» **TASK GOAL**
Return the count of lines that mention "this", with no other words.

» **INPUT**
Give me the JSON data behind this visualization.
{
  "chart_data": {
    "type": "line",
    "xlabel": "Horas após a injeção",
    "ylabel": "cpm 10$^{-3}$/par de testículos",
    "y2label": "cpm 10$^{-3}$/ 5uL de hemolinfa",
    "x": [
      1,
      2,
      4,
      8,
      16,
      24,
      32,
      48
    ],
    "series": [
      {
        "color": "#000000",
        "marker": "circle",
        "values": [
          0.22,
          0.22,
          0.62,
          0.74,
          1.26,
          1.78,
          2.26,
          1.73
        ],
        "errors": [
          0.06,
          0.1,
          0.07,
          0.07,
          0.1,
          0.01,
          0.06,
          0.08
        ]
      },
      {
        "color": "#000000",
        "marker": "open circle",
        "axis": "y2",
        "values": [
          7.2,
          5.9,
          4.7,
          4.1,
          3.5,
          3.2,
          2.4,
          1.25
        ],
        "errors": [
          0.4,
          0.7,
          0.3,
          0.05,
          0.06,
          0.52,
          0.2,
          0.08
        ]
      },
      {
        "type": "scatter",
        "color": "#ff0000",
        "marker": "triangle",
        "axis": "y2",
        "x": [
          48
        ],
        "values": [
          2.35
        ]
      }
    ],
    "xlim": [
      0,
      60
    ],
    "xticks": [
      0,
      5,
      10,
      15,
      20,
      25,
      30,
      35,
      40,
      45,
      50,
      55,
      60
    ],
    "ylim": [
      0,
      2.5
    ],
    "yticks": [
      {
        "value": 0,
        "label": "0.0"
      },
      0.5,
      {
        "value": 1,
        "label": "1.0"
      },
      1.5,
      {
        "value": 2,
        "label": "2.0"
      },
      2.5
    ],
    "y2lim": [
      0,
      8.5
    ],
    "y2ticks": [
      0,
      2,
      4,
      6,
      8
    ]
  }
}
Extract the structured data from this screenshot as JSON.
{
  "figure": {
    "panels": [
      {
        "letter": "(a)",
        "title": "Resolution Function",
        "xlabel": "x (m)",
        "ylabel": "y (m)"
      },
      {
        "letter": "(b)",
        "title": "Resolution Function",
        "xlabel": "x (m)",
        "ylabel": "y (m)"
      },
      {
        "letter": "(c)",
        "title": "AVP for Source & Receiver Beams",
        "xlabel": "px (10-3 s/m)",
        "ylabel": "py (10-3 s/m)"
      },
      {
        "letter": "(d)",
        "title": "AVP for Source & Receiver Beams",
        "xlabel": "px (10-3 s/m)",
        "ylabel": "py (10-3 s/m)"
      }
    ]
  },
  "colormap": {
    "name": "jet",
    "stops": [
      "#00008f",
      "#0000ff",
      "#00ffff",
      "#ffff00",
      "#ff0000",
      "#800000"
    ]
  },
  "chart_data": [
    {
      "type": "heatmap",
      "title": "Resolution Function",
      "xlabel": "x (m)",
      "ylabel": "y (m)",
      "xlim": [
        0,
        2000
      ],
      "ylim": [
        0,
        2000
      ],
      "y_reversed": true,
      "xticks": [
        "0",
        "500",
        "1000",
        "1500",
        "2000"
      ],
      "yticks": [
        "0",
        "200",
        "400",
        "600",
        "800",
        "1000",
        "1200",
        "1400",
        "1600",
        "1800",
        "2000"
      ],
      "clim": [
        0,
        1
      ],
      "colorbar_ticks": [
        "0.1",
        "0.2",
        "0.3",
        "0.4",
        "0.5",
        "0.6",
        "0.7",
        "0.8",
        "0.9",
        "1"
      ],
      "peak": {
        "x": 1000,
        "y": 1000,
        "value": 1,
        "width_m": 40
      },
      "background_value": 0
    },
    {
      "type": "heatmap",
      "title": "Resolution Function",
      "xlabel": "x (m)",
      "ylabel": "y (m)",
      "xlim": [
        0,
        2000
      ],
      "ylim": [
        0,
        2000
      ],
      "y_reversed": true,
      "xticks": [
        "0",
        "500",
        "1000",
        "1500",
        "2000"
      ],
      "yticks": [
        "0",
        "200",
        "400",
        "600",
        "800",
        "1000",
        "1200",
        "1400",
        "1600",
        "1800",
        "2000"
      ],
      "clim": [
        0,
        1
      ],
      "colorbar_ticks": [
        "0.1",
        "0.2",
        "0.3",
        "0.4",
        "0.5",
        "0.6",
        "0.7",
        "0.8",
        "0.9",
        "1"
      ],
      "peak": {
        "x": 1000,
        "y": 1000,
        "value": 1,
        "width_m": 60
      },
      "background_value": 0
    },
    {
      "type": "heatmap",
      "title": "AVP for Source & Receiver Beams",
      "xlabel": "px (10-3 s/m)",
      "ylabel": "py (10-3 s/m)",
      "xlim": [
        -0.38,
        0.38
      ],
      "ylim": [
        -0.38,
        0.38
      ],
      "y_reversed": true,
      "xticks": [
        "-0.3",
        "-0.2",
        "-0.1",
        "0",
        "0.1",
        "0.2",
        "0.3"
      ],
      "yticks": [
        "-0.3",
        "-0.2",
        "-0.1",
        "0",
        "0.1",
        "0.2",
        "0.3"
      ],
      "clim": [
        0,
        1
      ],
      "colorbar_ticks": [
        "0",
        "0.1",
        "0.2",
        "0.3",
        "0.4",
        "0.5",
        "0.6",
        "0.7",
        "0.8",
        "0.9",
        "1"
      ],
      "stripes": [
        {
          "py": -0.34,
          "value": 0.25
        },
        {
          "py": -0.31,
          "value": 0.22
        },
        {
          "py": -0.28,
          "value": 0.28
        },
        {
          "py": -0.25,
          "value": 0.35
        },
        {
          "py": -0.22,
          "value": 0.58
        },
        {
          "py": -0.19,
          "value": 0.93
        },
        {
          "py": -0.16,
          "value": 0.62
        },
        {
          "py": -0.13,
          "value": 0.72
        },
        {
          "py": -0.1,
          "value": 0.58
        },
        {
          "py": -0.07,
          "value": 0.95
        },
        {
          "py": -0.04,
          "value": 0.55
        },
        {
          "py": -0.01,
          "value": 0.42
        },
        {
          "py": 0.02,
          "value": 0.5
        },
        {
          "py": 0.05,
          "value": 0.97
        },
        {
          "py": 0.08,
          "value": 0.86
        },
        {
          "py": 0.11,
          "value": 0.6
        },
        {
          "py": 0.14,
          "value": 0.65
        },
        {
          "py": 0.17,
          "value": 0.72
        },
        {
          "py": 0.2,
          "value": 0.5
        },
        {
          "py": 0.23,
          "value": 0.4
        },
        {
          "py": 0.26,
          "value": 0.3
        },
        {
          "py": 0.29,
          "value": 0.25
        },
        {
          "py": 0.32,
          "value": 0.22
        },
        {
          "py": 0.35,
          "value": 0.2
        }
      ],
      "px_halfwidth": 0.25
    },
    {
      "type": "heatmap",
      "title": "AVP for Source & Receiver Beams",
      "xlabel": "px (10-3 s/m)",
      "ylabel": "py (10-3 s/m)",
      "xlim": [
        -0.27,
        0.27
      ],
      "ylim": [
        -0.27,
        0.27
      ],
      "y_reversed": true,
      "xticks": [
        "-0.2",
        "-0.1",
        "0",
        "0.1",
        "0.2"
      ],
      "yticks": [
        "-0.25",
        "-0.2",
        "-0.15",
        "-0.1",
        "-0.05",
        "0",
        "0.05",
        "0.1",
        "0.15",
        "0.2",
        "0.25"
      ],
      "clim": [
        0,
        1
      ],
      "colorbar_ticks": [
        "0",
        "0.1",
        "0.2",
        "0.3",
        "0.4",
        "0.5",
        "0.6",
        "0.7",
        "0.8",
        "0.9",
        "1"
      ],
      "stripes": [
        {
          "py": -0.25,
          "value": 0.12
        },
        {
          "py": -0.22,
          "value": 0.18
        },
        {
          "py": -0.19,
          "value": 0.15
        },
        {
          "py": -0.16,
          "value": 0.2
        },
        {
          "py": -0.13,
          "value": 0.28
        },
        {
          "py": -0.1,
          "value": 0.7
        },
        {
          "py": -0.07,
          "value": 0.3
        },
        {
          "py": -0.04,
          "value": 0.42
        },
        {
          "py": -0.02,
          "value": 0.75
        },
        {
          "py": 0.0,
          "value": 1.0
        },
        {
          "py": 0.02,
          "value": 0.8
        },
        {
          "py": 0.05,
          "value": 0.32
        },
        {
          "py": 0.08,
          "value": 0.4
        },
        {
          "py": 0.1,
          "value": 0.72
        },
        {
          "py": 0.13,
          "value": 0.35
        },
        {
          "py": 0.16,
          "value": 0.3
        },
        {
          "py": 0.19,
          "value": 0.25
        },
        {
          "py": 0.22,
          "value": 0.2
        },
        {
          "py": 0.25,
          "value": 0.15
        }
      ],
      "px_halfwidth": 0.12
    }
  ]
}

» **EXERCISE OUTPUT**
2